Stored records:
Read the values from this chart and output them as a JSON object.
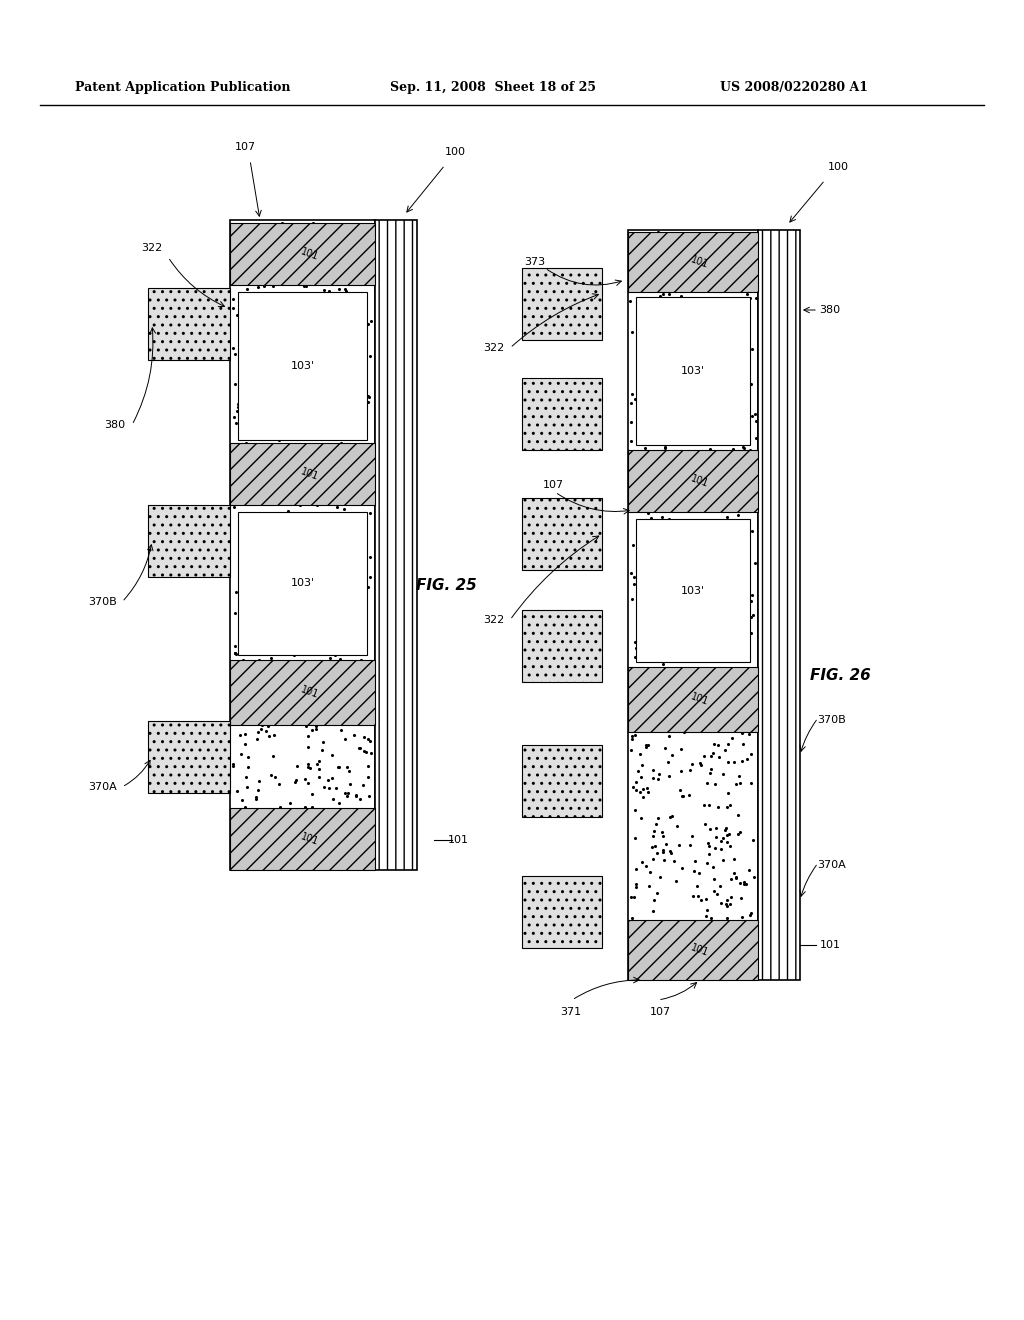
{
  "header_left": "Patent Application Publication",
  "header_mid": "Sep. 11, 2008  Sheet 18 of 25",
  "header_right": "US 2008/0220280 A1",
  "fig25_label": "FIG. 25",
  "fig26_label": "FIG. 26",
  "bg_color": "#ffffff"
}
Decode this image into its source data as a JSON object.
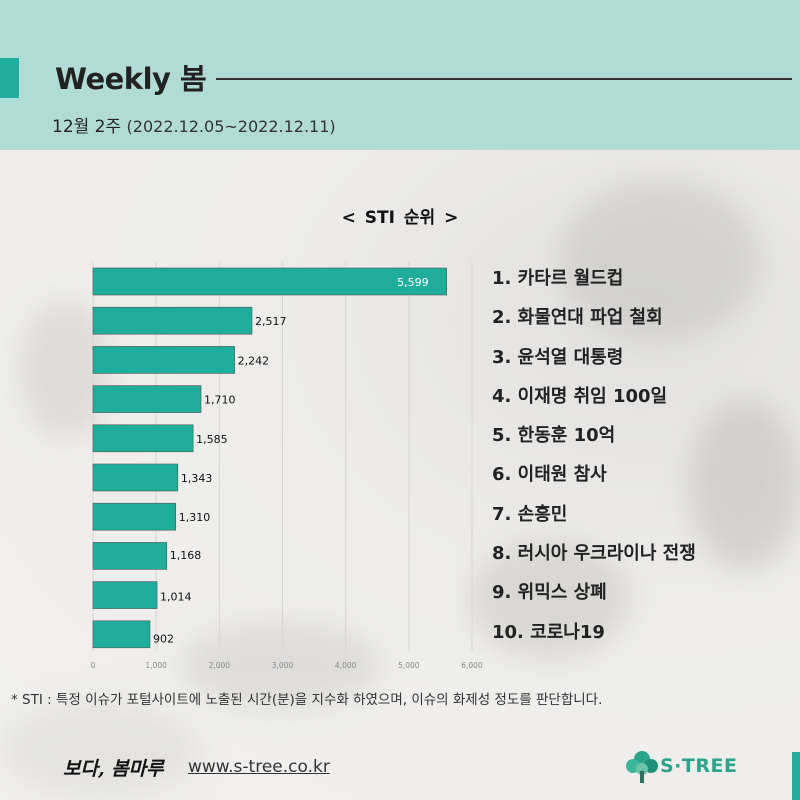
{
  "header": {
    "title": "Weekly 봄",
    "period_week": "12월 2주",
    "period_range": "(2022.12.05~2022.12.11)"
  },
  "chart_data": {
    "type": "bar",
    "orientation": "horizontal",
    "title": "< STI 순위 >",
    "categories": [
      "1. 카타르 월드컵",
      "2. 화물연대 파업 철회",
      "3. 윤석열 대통령",
      "4. 이재명 취임 100일",
      "5. 한동훈 10억",
      "6. 이태원 참사",
      "7. 손흥민",
      "8. 러시아 우크라이나 전쟁",
      "9. 위믹스 상폐",
      "10. 코로나19"
    ],
    "values": [
      5599,
      2517,
      2242,
      1710,
      1585,
      1343,
      1310,
      1168,
      1014,
      902
    ],
    "value_labels": [
      "5,599",
      "2,517",
      "2,242",
      "1,710",
      "1,585",
      "1,343",
      "1,310",
      "1,168",
      "1,014",
      "902"
    ],
    "xlim": [
      0,
      6000
    ],
    "xticks": [
      0,
      1000,
      2000,
      3000,
      4000,
      5000,
      6000
    ],
    "xtick_labels": [
      "0",
      "1,000",
      "2,000",
      "3,000",
      "4,000",
      "5,000",
      "6,000"
    ],
    "grid": true,
    "bar_color": "#1fae9b"
  },
  "footnote": "* STI : 특정 이슈가 포털사이트에 노출된 시간(분)을 지수화 하였으며, 이슈의 화제성 정도를 판단합니다.",
  "footer": {
    "tagline": "보다, 봄마루",
    "url": "www.s-tree.co.kr",
    "brand": "S·TREE"
  },
  "colors": {
    "accent": "#1fae9b",
    "header_bg": "#b1dcd5",
    "brand": "#2aa48a"
  },
  "icons": {
    "brand_logo": "tree-icon"
  }
}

## What is being asked
Leave out the pictures and copy the rest of the material above exactly.

## Solution
Read the values from this chart and output them as a JSON object.
{
  "header_left": "Patent Application Publication",
  "header_mid": "Sep. 11, 2008  Sheet 18 of 25",
  "header_right": "US 2008/0220280 A1",
  "fig25_label": "FIG. 25",
  "fig26_label": "FIG. 26",
  "bg_color": "#ffffff"
}
Decode this image into its source data as a JSON object.
{
  "header": {
    "title": "Weekly 봄",
    "period_week": "12월 2주",
    "period_range": "(2022.12.05~2022.12.11)"
  },
  "chart_data": {
    "type": "bar",
    "orientation": "horizontal",
    "title": "< STI 순위 >",
    "categories": [
      "1. 카타르 월드컵",
      "2. 화물연대 파업 철회",
      "3. 윤석열 대통령",
      "4. 이재명 취임 100일",
      "5. 한동훈 10억",
      "6. 이태원 참사",
      "7. 손흥민",
      "8. 러시아 우크라이나 전쟁",
      "9. 위믹스 상폐",
      "10. 코로나19"
    ],
    "values": [
      5599,
      2517,
      2242,
      1710,
      1585,
      1343,
      1310,
      1168,
      1014,
      902
    ],
    "value_labels": [
      "5,599",
      "2,517",
      "2,242",
      "1,710",
      "1,585",
      "1,343",
      "1,310",
      "1,168",
      "1,014",
      "902"
    ],
    "xlim": [
      0,
      6000
    ],
    "xticks": [
      0,
      1000,
      2000,
      3000,
      4000,
      5000,
      6000
    ],
    "xtick_labels": [
      "0",
      "1,000",
      "2,000",
      "3,000",
      "4,000",
      "5,000",
      "6,000"
    ],
    "grid": true,
    "bar_color": "#1fae9b"
  },
  "footnote": "* STI : 특정 이슈가 포털사이트에 노출된 시간(분)을 지수화 하였으며, 이슈의 화제성 정도를 판단합니다.",
  "footer": {
    "tagline": "보다, 봄마루",
    "url": "www.s-tree.co.kr",
    "brand": "S·TREE"
  },
  "colors": {
    "accent": "#1fae9b",
    "header_bg": "#b1dcd5",
    "brand": "#2aa48a"
  },
  "icons": {
    "brand_logo": "tree-icon"
  }
}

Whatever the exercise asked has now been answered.